Gather each line of the entries below that includes "RESPEITO".

--

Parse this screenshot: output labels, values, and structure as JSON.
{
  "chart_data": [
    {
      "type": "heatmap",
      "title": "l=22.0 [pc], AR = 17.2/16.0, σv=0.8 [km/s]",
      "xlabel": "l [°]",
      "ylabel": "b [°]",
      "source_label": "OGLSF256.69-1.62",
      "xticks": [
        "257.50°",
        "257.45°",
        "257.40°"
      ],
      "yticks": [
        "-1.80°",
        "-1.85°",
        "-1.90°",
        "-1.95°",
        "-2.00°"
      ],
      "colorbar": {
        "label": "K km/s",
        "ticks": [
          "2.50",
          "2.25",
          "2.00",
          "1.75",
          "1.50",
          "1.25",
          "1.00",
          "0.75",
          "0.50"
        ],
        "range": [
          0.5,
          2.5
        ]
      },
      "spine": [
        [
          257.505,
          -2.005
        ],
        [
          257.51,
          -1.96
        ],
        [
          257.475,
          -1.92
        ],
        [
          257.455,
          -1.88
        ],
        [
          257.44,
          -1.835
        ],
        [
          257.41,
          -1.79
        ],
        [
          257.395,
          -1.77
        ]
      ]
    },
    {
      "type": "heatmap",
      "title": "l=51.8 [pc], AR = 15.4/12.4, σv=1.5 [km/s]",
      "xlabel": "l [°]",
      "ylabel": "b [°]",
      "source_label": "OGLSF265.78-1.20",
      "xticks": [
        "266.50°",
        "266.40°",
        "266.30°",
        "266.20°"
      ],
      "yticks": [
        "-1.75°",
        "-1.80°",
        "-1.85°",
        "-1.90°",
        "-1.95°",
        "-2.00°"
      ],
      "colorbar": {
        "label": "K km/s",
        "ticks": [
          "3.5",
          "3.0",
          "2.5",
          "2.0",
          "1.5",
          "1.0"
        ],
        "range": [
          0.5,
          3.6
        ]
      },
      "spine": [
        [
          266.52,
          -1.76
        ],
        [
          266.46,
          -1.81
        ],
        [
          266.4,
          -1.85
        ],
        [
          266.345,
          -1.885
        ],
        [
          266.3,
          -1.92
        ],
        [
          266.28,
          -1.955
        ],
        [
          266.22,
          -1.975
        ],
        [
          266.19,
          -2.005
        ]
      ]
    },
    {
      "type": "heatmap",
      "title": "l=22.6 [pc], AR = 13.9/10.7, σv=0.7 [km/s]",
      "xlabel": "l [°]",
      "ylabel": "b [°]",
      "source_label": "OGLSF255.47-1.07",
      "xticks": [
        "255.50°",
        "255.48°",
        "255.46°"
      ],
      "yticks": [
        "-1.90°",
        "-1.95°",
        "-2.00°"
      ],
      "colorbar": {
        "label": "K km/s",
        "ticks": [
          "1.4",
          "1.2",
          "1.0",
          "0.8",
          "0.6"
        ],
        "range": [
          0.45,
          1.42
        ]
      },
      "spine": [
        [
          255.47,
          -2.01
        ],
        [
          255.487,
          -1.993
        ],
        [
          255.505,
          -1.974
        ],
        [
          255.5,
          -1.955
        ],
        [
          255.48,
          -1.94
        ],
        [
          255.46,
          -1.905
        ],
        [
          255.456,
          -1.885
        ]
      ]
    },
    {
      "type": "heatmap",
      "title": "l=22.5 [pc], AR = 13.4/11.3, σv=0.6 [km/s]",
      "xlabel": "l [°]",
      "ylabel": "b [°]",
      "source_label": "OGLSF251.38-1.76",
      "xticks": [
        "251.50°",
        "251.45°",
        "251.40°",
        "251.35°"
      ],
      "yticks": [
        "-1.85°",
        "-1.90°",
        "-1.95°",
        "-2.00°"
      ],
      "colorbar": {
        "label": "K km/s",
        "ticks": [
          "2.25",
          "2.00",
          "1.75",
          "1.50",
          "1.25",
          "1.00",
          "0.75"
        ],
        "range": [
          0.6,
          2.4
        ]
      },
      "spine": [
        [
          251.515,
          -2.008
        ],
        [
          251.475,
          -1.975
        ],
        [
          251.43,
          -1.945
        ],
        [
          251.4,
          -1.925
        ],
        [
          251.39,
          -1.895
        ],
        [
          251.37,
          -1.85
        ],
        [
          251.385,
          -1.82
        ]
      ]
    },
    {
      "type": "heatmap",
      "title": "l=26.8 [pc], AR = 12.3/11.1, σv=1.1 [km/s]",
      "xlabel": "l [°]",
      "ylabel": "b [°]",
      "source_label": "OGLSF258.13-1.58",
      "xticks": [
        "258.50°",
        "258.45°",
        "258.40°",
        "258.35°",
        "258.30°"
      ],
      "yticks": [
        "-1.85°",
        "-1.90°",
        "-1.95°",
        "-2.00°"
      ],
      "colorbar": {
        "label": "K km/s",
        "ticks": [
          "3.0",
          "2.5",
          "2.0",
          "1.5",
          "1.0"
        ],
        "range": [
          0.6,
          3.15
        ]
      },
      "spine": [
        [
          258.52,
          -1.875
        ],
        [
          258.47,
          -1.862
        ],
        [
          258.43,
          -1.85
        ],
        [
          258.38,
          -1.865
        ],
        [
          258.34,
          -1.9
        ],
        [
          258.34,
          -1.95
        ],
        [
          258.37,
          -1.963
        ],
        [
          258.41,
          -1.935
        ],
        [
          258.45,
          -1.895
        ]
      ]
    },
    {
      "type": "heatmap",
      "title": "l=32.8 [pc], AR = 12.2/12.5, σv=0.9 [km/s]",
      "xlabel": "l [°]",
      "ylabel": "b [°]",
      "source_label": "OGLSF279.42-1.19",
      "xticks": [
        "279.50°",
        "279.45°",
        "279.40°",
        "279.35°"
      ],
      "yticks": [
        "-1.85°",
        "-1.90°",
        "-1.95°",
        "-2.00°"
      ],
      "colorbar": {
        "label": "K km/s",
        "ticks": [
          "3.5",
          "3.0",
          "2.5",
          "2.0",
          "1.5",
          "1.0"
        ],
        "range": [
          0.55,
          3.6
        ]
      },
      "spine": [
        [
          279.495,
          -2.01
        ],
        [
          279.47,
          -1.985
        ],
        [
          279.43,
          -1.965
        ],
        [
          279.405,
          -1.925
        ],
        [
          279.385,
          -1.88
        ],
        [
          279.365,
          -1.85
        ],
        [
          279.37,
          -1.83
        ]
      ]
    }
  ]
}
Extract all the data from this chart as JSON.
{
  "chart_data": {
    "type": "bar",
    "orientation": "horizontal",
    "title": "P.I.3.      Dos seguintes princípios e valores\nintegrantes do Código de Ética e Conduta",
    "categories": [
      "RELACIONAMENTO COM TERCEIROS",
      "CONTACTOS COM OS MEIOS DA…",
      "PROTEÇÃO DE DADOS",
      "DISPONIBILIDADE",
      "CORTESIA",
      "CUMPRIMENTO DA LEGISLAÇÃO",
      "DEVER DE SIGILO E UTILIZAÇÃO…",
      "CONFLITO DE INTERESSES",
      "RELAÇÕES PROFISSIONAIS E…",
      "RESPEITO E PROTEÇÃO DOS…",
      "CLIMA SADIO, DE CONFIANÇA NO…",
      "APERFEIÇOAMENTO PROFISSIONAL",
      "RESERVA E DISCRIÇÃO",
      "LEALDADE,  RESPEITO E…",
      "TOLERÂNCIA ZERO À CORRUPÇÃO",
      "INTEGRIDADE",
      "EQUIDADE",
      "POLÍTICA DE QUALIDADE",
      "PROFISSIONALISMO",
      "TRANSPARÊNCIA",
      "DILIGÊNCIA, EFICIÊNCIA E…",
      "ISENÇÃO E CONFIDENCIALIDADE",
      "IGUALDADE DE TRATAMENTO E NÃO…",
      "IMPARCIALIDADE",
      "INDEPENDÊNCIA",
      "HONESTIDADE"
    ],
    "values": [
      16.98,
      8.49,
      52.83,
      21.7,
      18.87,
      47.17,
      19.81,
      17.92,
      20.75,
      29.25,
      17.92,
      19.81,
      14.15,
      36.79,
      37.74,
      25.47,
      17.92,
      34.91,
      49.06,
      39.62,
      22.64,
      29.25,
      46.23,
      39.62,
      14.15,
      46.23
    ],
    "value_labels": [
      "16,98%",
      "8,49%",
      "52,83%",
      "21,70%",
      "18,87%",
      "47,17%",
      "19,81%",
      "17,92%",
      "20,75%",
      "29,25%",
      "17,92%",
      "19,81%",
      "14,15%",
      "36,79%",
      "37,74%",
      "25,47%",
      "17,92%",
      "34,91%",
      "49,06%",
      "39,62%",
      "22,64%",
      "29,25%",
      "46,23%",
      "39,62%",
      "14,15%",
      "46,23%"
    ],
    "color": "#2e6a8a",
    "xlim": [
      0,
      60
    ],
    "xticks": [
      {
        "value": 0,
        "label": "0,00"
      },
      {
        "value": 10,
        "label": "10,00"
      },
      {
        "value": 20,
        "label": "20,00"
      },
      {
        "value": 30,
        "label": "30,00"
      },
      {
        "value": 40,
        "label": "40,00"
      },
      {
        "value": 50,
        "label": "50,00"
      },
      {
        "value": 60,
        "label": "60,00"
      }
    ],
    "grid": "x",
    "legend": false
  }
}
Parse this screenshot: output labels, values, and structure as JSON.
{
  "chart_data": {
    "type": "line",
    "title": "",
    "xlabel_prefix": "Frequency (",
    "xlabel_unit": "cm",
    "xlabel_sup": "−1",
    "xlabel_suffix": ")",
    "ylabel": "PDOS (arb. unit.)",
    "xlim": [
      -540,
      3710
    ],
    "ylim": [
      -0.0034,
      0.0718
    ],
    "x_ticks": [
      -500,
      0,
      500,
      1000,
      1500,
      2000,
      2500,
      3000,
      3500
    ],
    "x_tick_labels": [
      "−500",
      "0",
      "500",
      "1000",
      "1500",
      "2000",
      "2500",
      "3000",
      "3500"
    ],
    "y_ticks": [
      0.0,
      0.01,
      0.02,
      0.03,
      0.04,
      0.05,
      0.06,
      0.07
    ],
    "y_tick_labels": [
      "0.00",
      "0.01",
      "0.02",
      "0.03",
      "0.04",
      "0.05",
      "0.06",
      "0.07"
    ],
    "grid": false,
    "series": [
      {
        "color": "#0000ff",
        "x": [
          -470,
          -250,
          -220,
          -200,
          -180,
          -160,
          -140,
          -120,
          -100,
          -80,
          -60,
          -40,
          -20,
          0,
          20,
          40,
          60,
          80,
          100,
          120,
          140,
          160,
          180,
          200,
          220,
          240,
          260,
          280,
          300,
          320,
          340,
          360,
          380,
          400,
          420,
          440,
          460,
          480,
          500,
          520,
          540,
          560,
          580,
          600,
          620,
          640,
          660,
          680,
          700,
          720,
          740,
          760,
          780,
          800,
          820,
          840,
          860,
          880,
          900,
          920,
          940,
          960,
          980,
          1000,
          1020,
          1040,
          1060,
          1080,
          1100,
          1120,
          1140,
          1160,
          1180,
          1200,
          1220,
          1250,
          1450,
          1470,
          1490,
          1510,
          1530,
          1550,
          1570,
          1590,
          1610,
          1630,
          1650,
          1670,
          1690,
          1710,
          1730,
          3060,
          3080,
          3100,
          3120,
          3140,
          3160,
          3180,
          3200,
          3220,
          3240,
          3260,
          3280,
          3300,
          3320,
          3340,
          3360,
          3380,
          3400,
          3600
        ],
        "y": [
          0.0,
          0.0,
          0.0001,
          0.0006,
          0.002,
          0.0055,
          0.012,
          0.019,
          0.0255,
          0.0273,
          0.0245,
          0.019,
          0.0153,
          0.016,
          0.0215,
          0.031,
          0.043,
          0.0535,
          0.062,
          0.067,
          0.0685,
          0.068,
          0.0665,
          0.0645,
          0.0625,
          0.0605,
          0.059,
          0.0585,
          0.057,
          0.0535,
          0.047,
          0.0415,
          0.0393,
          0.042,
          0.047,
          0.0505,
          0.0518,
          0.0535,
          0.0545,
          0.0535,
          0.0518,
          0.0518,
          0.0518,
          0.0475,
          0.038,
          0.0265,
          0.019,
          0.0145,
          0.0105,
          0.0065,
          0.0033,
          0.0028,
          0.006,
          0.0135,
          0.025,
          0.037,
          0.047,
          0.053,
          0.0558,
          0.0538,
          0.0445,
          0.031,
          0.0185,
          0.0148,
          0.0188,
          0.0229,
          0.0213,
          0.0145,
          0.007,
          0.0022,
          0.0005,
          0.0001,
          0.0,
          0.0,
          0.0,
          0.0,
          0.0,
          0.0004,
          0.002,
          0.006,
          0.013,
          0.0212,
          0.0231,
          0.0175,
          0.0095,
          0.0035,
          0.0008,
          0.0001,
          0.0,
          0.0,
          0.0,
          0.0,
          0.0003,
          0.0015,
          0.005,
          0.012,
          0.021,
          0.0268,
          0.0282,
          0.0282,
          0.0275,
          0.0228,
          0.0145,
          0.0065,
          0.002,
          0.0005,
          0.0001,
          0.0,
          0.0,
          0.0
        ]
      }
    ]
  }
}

--

# Problem solution
      "RESPEITO E PROTEÇÃO DOS…",
      "LEALDADE,  RESPEITO E…",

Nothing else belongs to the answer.